_GIVEN INSTRUCTION_: Restate each line of the listing exactly, without carrying over any pictures.

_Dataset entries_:
***

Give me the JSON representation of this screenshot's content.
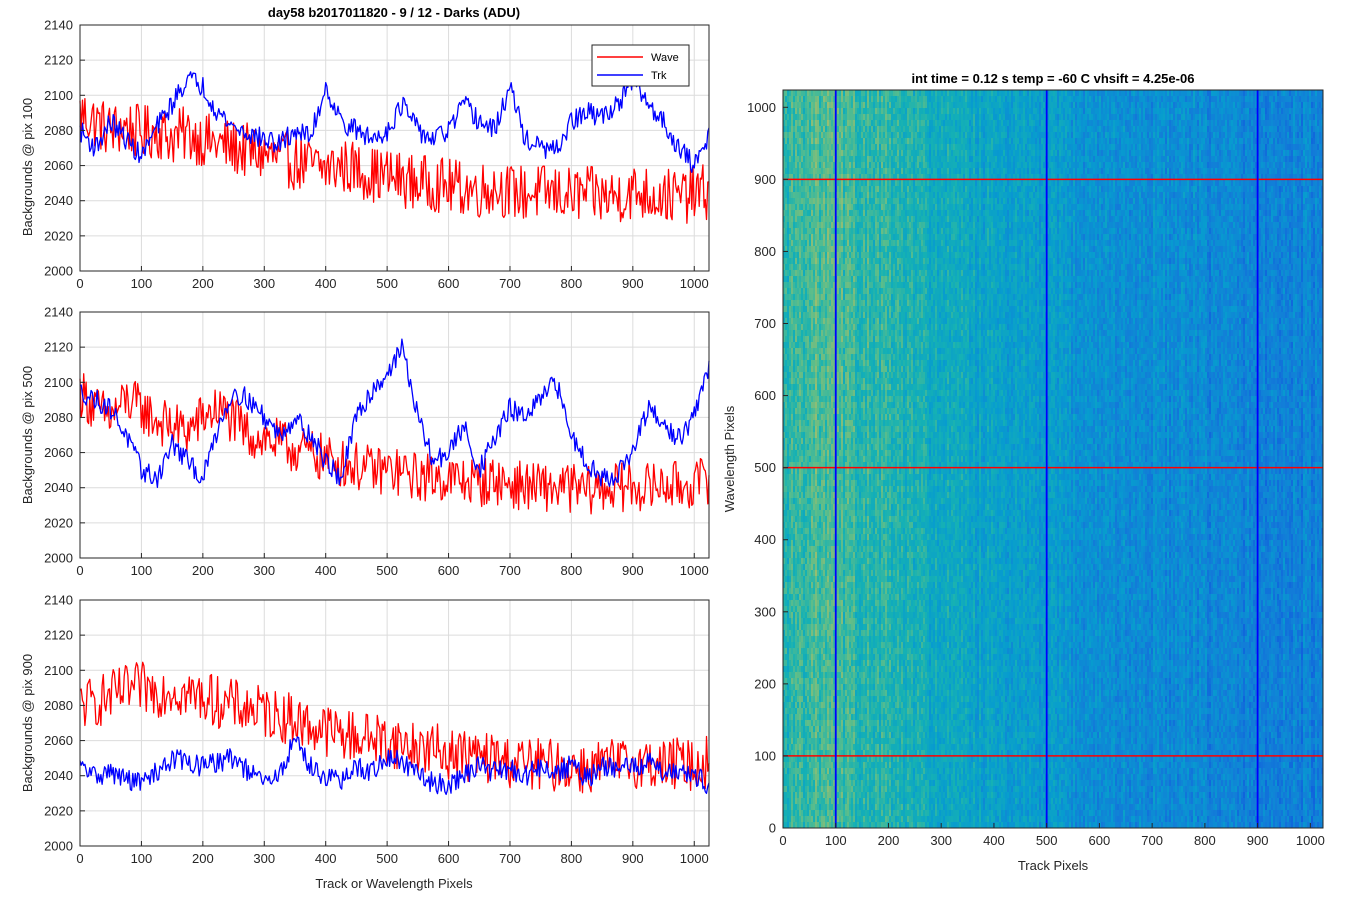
{
  "chart_data": [
    {
      "type": "line",
      "title": "day58 b2017011820 - 9 / 12 - Darks (ADU)",
      "xlabel": "",
      "ylabel": "Backgrounds @ pix 100",
      "xlim": [
        0,
        1024
      ],
      "ylim": [
        2000,
        2140
      ],
      "xticks": [
        0,
        100,
        200,
        300,
        400,
        500,
        600,
        700,
        800,
        900,
        1000
      ],
      "yticks": [
        2000,
        2020,
        2040,
        2060,
        2080,
        2100,
        2120,
        2140
      ],
      "grid": true,
      "legend": "top-right",
      "x": [
        0,
        25,
        50,
        75,
        100,
        125,
        150,
        175,
        200,
        225,
        250,
        275,
        300,
        325,
        350,
        375,
        400,
        425,
        450,
        475,
        500,
        525,
        550,
        575,
        600,
        625,
        650,
        675,
        700,
        725,
        750,
        775,
        800,
        825,
        850,
        875,
        900,
        925,
        950,
        975,
        1000,
        1024
      ],
      "series": [
        {
          "name": "Wave",
          "color": "#ff0000",
          "noise": 16,
          "values": [
            2090,
            2085,
            2080,
            2082,
            2078,
            2080,
            2076,
            2078,
            2075,
            2072,
            2070,
            2068,
            2066,
            2064,
            2062,
            2060,
            2058,
            2060,
            2058,
            2055,
            2054,
            2052,
            2050,
            2050,
            2048,
            2047,
            2046,
            2048,
            2045,
            2044,
            2045,
            2044,
            2043,
            2044,
            2042,
            2043,
            2045,
            2044,
            2043,
            2042,
            2044,
            2045
          ]
        },
        {
          "name": "Trk",
          "color": "#0000ff",
          "noise": 6,
          "values": [
            2080,
            2070,
            2085,
            2075,
            2065,
            2082,
            2095,
            2110,
            2105,
            2090,
            2082,
            2078,
            2075,
            2072,
            2080,
            2076,
            2105,
            2085,
            2080,
            2075,
            2080,
            2095,
            2080,
            2075,
            2080,
            2095,
            2085,
            2080,
            2105,
            2075,
            2070,
            2068,
            2085,
            2090,
            2088,
            2095,
            2108,
            2095,
            2085,
            2070,
            2060,
            2078
          ]
        }
      ]
    },
    {
      "type": "line",
      "title": "",
      "xlabel": "",
      "ylabel": "Backgrounds @ pix 500",
      "xlim": [
        0,
        1024
      ],
      "ylim": [
        2000,
        2140
      ],
      "xticks": [
        0,
        100,
        200,
        300,
        400,
        500,
        600,
        700,
        800,
        900,
        1000
      ],
      "yticks": [
        2000,
        2020,
        2040,
        2060,
        2080,
        2100,
        2120,
        2140
      ],
      "grid": true,
      "x": [
        0,
        25,
        50,
        75,
        100,
        125,
        150,
        175,
        200,
        225,
        250,
        275,
        300,
        325,
        350,
        375,
        400,
        425,
        450,
        475,
        500,
        525,
        550,
        575,
        600,
        625,
        650,
        675,
        700,
        725,
        750,
        775,
        800,
        825,
        850,
        875,
        900,
        925,
        950,
        975,
        1000,
        1024
      ],
      "series": [
        {
          "name": "Wave",
          "color": "#ff0000",
          "noise": 14,
          "values": [
            2095,
            2085,
            2080,
            2090,
            2085,
            2078,
            2075,
            2072,
            2080,
            2085,
            2078,
            2070,
            2068,
            2065,
            2062,
            2060,
            2056,
            2054,
            2052,
            2050,
            2050,
            2048,
            2046,
            2046,
            2045,
            2044,
            2043,
            2044,
            2042,
            2041,
            2040,
            2040,
            2040,
            2038,
            2040,
            2040,
            2041,
            2040,
            2042,
            2041,
            2042,
            2045
          ]
        },
        {
          "name": "Trk",
          "color": "#0000ff",
          "noise": 6,
          "values": [
            2095,
            2090,
            2085,
            2070,
            2050,
            2045,
            2065,
            2055,
            2045,
            2075,
            2095,
            2090,
            2080,
            2070,
            2080,
            2070,
            2055,
            2045,
            2080,
            2095,
            2105,
            2120,
            2080,
            2055,
            2060,
            2075,
            2050,
            2068,
            2085,
            2080,
            2090,
            2100,
            2070,
            2055,
            2045,
            2048,
            2060,
            2085,
            2075,
            2068,
            2080,
            2110
          ]
        }
      ]
    },
    {
      "type": "line",
      "title": "",
      "xlabel": "Track or Wavelength Pixels",
      "ylabel": "Backgrounds @ pix 900",
      "xlim": [
        0,
        1024
      ],
      "ylim": [
        2000,
        2140
      ],
      "xticks": [
        0,
        100,
        200,
        300,
        400,
        500,
        600,
        700,
        800,
        900,
        1000
      ],
      "yticks": [
        2000,
        2020,
        2040,
        2060,
        2080,
        2100,
        2120,
        2140
      ],
      "grid": true,
      "x": [
        0,
        25,
        50,
        75,
        100,
        125,
        150,
        175,
        200,
        225,
        250,
        275,
        300,
        325,
        350,
        375,
        400,
        425,
        450,
        475,
        500,
        525,
        550,
        575,
        600,
        625,
        650,
        675,
        700,
        725,
        750,
        775,
        800,
        825,
        850,
        875,
        900,
        925,
        950,
        975,
        1000,
        1024
      ],
      "series": [
        {
          "name": "Wave",
          "color": "#ff0000",
          "noise": 15,
          "values": [
            2080,
            2082,
            2085,
            2088,
            2090,
            2088,
            2090,
            2086,
            2085,
            2082,
            2080,
            2078,
            2076,
            2074,
            2072,
            2068,
            2066,
            2064,
            2062,
            2062,
            2060,
            2058,
            2056,
            2055,
            2053,
            2052,
            2050,
            2050,
            2048,
            2047,
            2046,
            2046,
            2045,
            2044,
            2046,
            2046,
            2048,
            2047,
            2046,
            2047,
            2046,
            2048
          ]
        },
        {
          "name": "Trk",
          "color": "#0000ff",
          "noise": 6,
          "values": [
            2045,
            2040,
            2042,
            2038,
            2036,
            2042,
            2050,
            2048,
            2045,
            2048,
            2050,
            2042,
            2036,
            2040,
            2062,
            2045,
            2040,
            2036,
            2045,
            2042,
            2050,
            2048,
            2040,
            2036,
            2035,
            2040,
            2046,
            2042,
            2044,
            2040,
            2045,
            2042,
            2046,
            2038,
            2045,
            2044,
            2045,
            2048,
            2042,
            2044,
            2040,
            2035
          ]
        }
      ]
    },
    {
      "type": "heatmap",
      "title": "int time = 0.12 s    temp = -60 C    vhsift = 4.25e-06",
      "xlabel": "Track Pixels",
      "ylabel": "Wavelength Pixels",
      "xlim": [
        0,
        1024
      ],
      "ylim": [
        0,
        1024
      ],
      "xticks": [
        0,
        100,
        200,
        300,
        400,
        500,
        600,
        700,
        800,
        900,
        1000
      ],
      "yticks": [
        0,
        100,
        200,
        300,
        400,
        500,
        600,
        700,
        800,
        900,
        1000
      ],
      "colormap": "parula",
      "horizontal_markers": {
        "color": "#ff0000",
        "values": [
          100,
          500,
          900
        ]
      },
      "vertical_markers": {
        "color": "#0000ff",
        "values": [
          100,
          500,
          900
        ]
      },
      "column_profile": {
        "x": [
          0,
          50,
          100,
          150,
          200,
          250,
          300,
          350,
          400,
          450,
          500,
          550,
          600,
          650,
          700,
          750,
          800,
          850,
          900,
          950,
          1024
        ],
        "values": [
          0.6,
          0.68,
          0.66,
          0.62,
          0.6,
          0.56,
          0.52,
          0.5,
          0.47,
          0.45,
          0.43,
          0.4,
          0.38,
          0.36,
          0.36,
          0.35,
          0.33,
          0.32,
          0.31,
          0.31,
          0.3
        ]
      }
    }
  ]
}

***

_FULL RESPONSE_:
Give me the JSON representation of this screenshot's content.
{
  "chart_data": [
    {
      "type": "line",
      "title": "day58 b2017011820 - 9 / 12 - Darks (ADU)",
      "xlabel": "",
      "ylabel": "Backgrounds @ pix 100",
      "xlim": [
        0,
        1024
      ],
      "ylim": [
        2000,
        2140
      ],
      "xticks": [
        0,
        100,
        200,
        300,
        400,
        500,
        600,
        700,
        800,
        900,
        1000
      ],
      "yticks": [
        2000,
        2020,
        2040,
        2060,
        2080,
        2100,
        2120,
        2140
      ],
      "grid": true,
      "legend": "top-right",
      "x": [
        0,
        25,
        50,
        75,
        100,
        125,
        150,
        175,
        200,
        225,
        250,
        275,
        300,
        325,
        350,
        375,
        400,
        425,
        450,
        475,
        500,
        525,
        550,
        575,
        600,
        625,
        650,
        675,
        700,
        725,
        750,
        775,
        800,
        825,
        850,
        875,
        900,
        925,
        950,
        975,
        1000,
        1024
      ],
      "series": [
        {
          "name": "Wave",
          "color": "#ff0000",
          "noise": 16,
          "values": [
            2090,
            2085,
            2080,
            2082,
            2078,
            2080,
            2076,
            2078,
            2075,
            2072,
            2070,
            2068,
            2066,
            2064,
            2062,
            2060,
            2058,
            2060,
            2058,
            2055,
            2054,
            2052,
            2050,
            2050,
            2048,
            2047,
            2046,
            2048,
            2045,
            2044,
            2045,
            2044,
            2043,
            2044,
            2042,
            2043,
            2045,
            2044,
            2043,
            2042,
            2044,
            2045
          ]
        },
        {
          "name": "Trk",
          "color": "#0000ff",
          "noise": 6,
          "values": [
            2080,
            2070,
            2085,
            2075,
            2065,
            2082,
            2095,
            2110,
            2105,
            2090,
            2082,
            2078,
            2075,
            2072,
            2080,
            2076,
            2105,
            2085,
            2080,
            2075,
            2080,
            2095,
            2080,
            2075,
            2080,
            2095,
            2085,
            2080,
            2105,
            2075,
            2070,
            2068,
            2085,
            2090,
            2088,
            2095,
            2108,
            2095,
            2085,
            2070,
            2060,
            2078
          ]
        }
      ]
    },
    {
      "type": "line",
      "title": "",
      "xlabel": "",
      "ylabel": "Backgrounds @ pix 500",
      "xlim": [
        0,
        1024
      ],
      "ylim": [
        2000,
        2140
      ],
      "xticks": [
        0,
        100,
        200,
        300,
        400,
        500,
        600,
        700,
        800,
        900,
        1000
      ],
      "yticks": [
        2000,
        2020,
        2040,
        2060,
        2080,
        2100,
        2120,
        2140
      ],
      "grid": true,
      "x": [
        0,
        25,
        50,
        75,
        100,
        125,
        150,
        175,
        200,
        225,
        250,
        275,
        300,
        325,
        350,
        375,
        400,
        425,
        450,
        475,
        500,
        525,
        550,
        575,
        600,
        625,
        650,
        675,
        700,
        725,
        750,
        775,
        800,
        825,
        850,
        875,
        900,
        925,
        950,
        975,
        1000,
        1024
      ],
      "series": [
        {
          "name": "Wave",
          "color": "#ff0000",
          "noise": 14,
          "values": [
            2095,
            2085,
            2080,
            2090,
            2085,
            2078,
            2075,
            2072,
            2080,
            2085,
            2078,
            2070,
            2068,
            2065,
            2062,
            2060,
            2056,
            2054,
            2052,
            2050,
            2050,
            2048,
            2046,
            2046,
            2045,
            2044,
            2043,
            2044,
            2042,
            2041,
            2040,
            2040,
            2040,
            2038,
            2040,
            2040,
            2041,
            2040,
            2042,
            2041,
            2042,
            2045
          ]
        },
        {
          "name": "Trk",
          "color": "#0000ff",
          "noise": 6,
          "values": [
            2095,
            2090,
            2085,
            2070,
            2050,
            2045,
            2065,
            2055,
            2045,
            2075,
            2095,
            2090,
            2080,
            2070,
            2080,
            2070,
            2055,
            2045,
            2080,
            2095,
            2105,
            2120,
            2080,
            2055,
            2060,
            2075,
            2050,
            2068,
            2085,
            2080,
            2090,
            2100,
            2070,
            2055,
            2045,
            2048,
            2060,
            2085,
            2075,
            2068,
            2080,
            2110
          ]
        }
      ]
    },
    {
      "type": "line",
      "title": "",
      "xlabel": "Track or Wavelength Pixels",
      "ylabel": "Backgrounds @ pix 900",
      "xlim": [
        0,
        1024
      ],
      "ylim": [
        2000,
        2140
      ],
      "xticks": [
        0,
        100,
        200,
        300,
        400,
        500,
        600,
        700,
        800,
        900,
        1000
      ],
      "yticks": [
        2000,
        2020,
        2040,
        2060,
        2080,
        2100,
        2120,
        2140
      ],
      "grid": true,
      "x": [
        0,
        25,
        50,
        75,
        100,
        125,
        150,
        175,
        200,
        225,
        250,
        275,
        300,
        325,
        350,
        375,
        400,
        425,
        450,
        475,
        500,
        525,
        550,
        575,
        600,
        625,
        650,
        675,
        700,
        725,
        750,
        775,
        800,
        825,
        850,
        875,
        900,
        925,
        950,
        975,
        1000,
        1024
      ],
      "series": [
        {
          "name": "Wave",
          "color": "#ff0000",
          "noise": 15,
          "values": [
            2080,
            2082,
            2085,
            2088,
            2090,
            2088,
            2090,
            2086,
            2085,
            2082,
            2080,
            2078,
            2076,
            2074,
            2072,
            2068,
            2066,
            2064,
            2062,
            2062,
            2060,
            2058,
            2056,
            2055,
            2053,
            2052,
            2050,
            2050,
            2048,
            2047,
            2046,
            2046,
            2045,
            2044,
            2046,
            2046,
            2048,
            2047,
            2046,
            2047,
            2046,
            2048
          ]
        },
        {
          "name": "Trk",
          "color": "#0000ff",
          "noise": 6,
          "values": [
            2045,
            2040,
            2042,
            2038,
            2036,
            2042,
            2050,
            2048,
            2045,
            2048,
            2050,
            2042,
            2036,
            2040,
            2062,
            2045,
            2040,
            2036,
            2045,
            2042,
            2050,
            2048,
            2040,
            2036,
            2035,
            2040,
            2046,
            2042,
            2044,
            2040,
            2045,
            2042,
            2046,
            2038,
            2045,
            2044,
            2045,
            2048,
            2042,
            2044,
            2040,
            2035
          ]
        }
      ]
    },
    {
      "type": "heatmap",
      "title": "int time = 0.12 s    temp = -60 C    vhsift = 4.25e-06",
      "xlabel": "Track Pixels",
      "ylabel": "Wavelength Pixels",
      "xlim": [
        0,
        1024
      ],
      "ylim": [
        0,
        1024
      ],
      "xticks": [
        0,
        100,
        200,
        300,
        400,
        500,
        600,
        700,
        800,
        900,
        1000
      ],
      "yticks": [
        0,
        100,
        200,
        300,
        400,
        500,
        600,
        700,
        800,
        900,
        1000
      ],
      "colormap": "parula",
      "horizontal_markers": {
        "color": "#ff0000",
        "values": [
          100,
          500,
          900
        ]
      },
      "vertical_markers": {
        "color": "#0000ff",
        "values": [
          100,
          500,
          900
        ]
      },
      "column_profile": {
        "x": [
          0,
          50,
          100,
          150,
          200,
          250,
          300,
          350,
          400,
          450,
          500,
          550,
          600,
          650,
          700,
          750,
          800,
          850,
          900,
          950,
          1024
        ],
        "values": [
          0.6,
          0.68,
          0.66,
          0.62,
          0.6,
          0.56,
          0.52,
          0.5,
          0.47,
          0.45,
          0.43,
          0.4,
          0.38,
          0.36,
          0.36,
          0.35,
          0.33,
          0.32,
          0.31,
          0.31,
          0.3
        ]
      }
    }
  ]
}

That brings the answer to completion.